### THE EXERCISE
Please write the listing below out again exactly, leaving every picture behind.

### DATA SUPPLIED
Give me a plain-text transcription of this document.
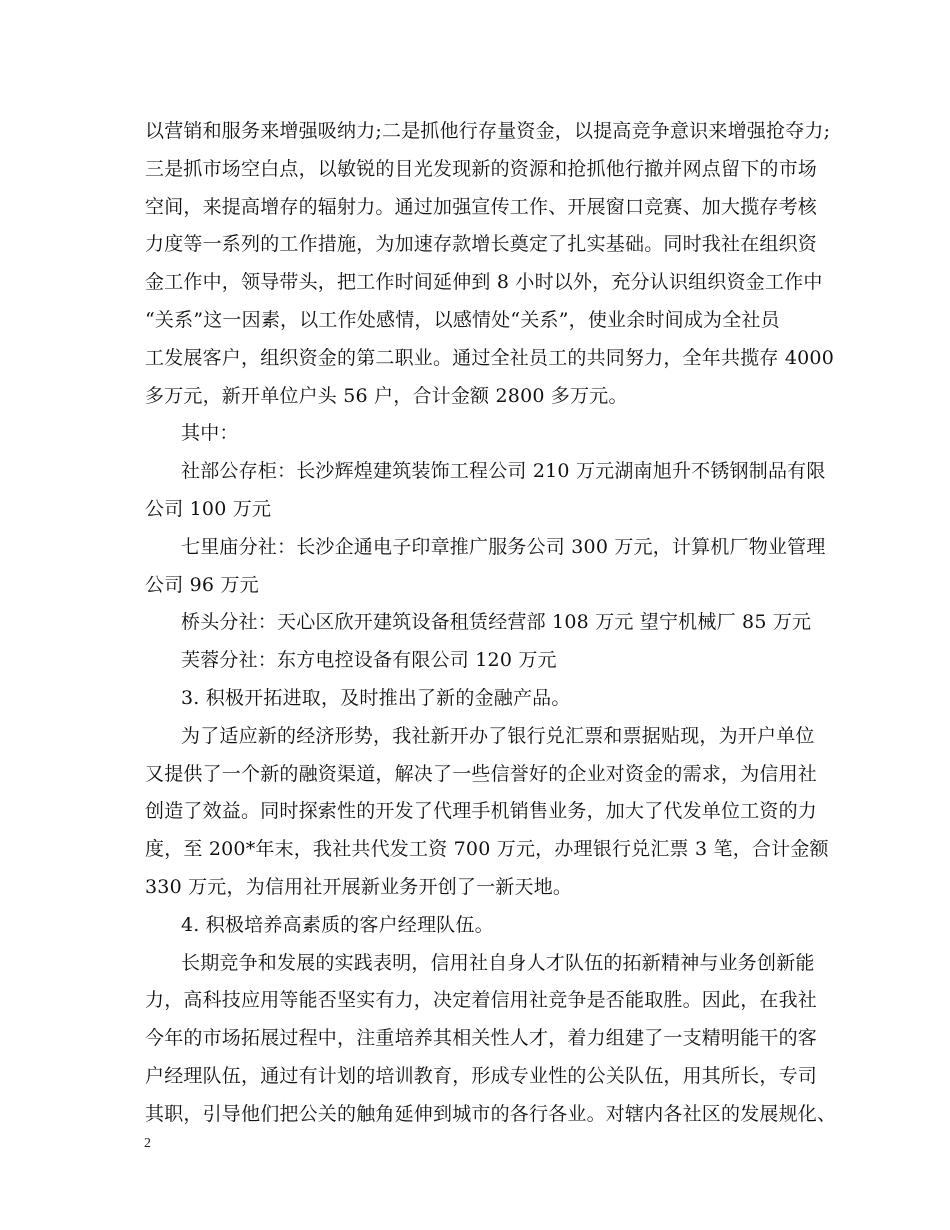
以营销和服务来增强吸纳力;二是抓他行存量资金，以提高竞争意识来增强抢夺力;
三是抓市场空白点，以敏锐的目光发现新的资源和抢抓他行撤并网点留下的市场
空间，来提高增存的辐射力。通过加强宣传工作、开展窗口竞赛、加大揽存考核
力度等一系列的工作措施，为加速存款增长奠定了扎实基础。同时我社在组织资
金工作中，领导带头，把工作时间延伸到 8 小时以外，充分认识组织资金工作中
“关系”这一因素，以工作处感情，以感情处“关系”，使业余时间成为全社员
工发展客户，组织资金的第二职业。通过全社员工的共同努力，全年共揽存 4000
多万元，新开单位户头 56 户，合计金额 2800 多万元。
其中：
社部公存柜：长沙辉煌建筑装饰工程公司 210 万元湖南旭升不锈钢制品有限
公司 100 万元
七里庙分社：长沙企通电子印章推广服务公司 300 万元，计算机厂物业管理
公司 96 万元
桥头分社：天心区欣开建筑设备租赁经营部 108 万元 望宁机械厂 85 万元
芙蓉分社：东方电控设备有限公司 120 万元
3. 积极开拓进取，及时推出了新的金融产品。
为了适应新的经济形势，我社新开办了银行兑汇票和票据贴现，为开户单位
又提供了一个新的融资渠道，解决了一些信誉好的企业对资金的需求，为信用社
创造了效益。同时探索性的开发了代理手机销售业务，加大了代发单位工资的力
度，至 200*年末，我社共代发工资 700 万元，办理银行兑汇票 3 笔，合计金额
330 万元，为信用社开展新业务开创了一新天地。
4. 积极培养高素质的客户经理队伍。
长期竞争和发展的实践表明，信用社自身人才队伍的拓新精神与业务创新能
力，高科技应用等能否坚实有力，决定着信用社竞争是否能取胜。因此，在我社
今年的市场拓展过程中，注重培养其相关性人才，着力组建了一支精明能干的客
户经理队伍，通过有计划的培训教育，形成专业性的公关队伍，用其所长，专司
其职，引导他们把公关的触角延伸到城市的各行各业。对辖内各社区的发展规化、
2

### RESPONSE TO THIS TASK
Give me a plain-text transcription of this document.
以营销和服务来增强吸纳力;二是抓他行存量资金，以提高竞争意识来增强抢夺力;
三是抓市场空白点，以敏锐的目光发现新的资源和抢抓他行撤并网点留下的市场
空间，来提高增存的辐射力。通过加强宣传工作、开展窗口竞赛、加大揽存考核
力度等一系列的工作措施，为加速存款增长奠定了扎实基础。同时我社在组织资
金工作中，领导带头，把工作时间延伸到 8 小时以外，充分认识组织资金工作中
“关系”这一因素，以工作处感情，以感情处“关系”，使业余时间成为全社员
工发展客户，组织资金的第二职业。通过全社员工的共同努力，全年共揽存 4000
多万元，新开单位户头 56 户，合计金额 2800 多万元。
其中：
社部公存柜：长沙辉煌建筑装饰工程公司 210 万元湖南旭升不锈钢制品有限
公司 100 万元
七里庙分社：长沙企通电子印章推广服务公司 300 万元，计算机厂物业管理
公司 96 万元
桥头分社：天心区欣开建筑设备租赁经营部 108 万元 望宁机械厂 85 万元
芙蓉分社：东方电控设备有限公司 120 万元
3. 积极开拓进取，及时推出了新的金融产品。
为了适应新的经济形势，我社新开办了银行兑汇票和票据贴现，为开户单位
又提供了一个新的融资渠道，解决了一些信誉好的企业对资金的需求，为信用社
创造了效益。同时探索性的开发了代理手机销售业务，加大了代发单位工资的力
度，至 200*年末，我社共代发工资 700 万元，办理银行兑汇票 3 笔，合计金额
330 万元，为信用社开展新业务开创了一新天地。
4. 积极培养高素质的客户经理队伍。
长期竞争和发展的实践表明，信用社自身人才队伍的拓新精神与业务创新能
力，高科技应用等能否坚实有力，决定着信用社竞争是否能取胜。因此，在我社
今年的市场拓展过程中，注重培养其相关性人才，着力组建了一支精明能干的客
户经理队伍，通过有计划的培训教育，形成专业性的公关队伍，用其所长，专司
其职，引导他们把公关的触角延伸到城市的各行各业。对辖内各社区的发展规化、
2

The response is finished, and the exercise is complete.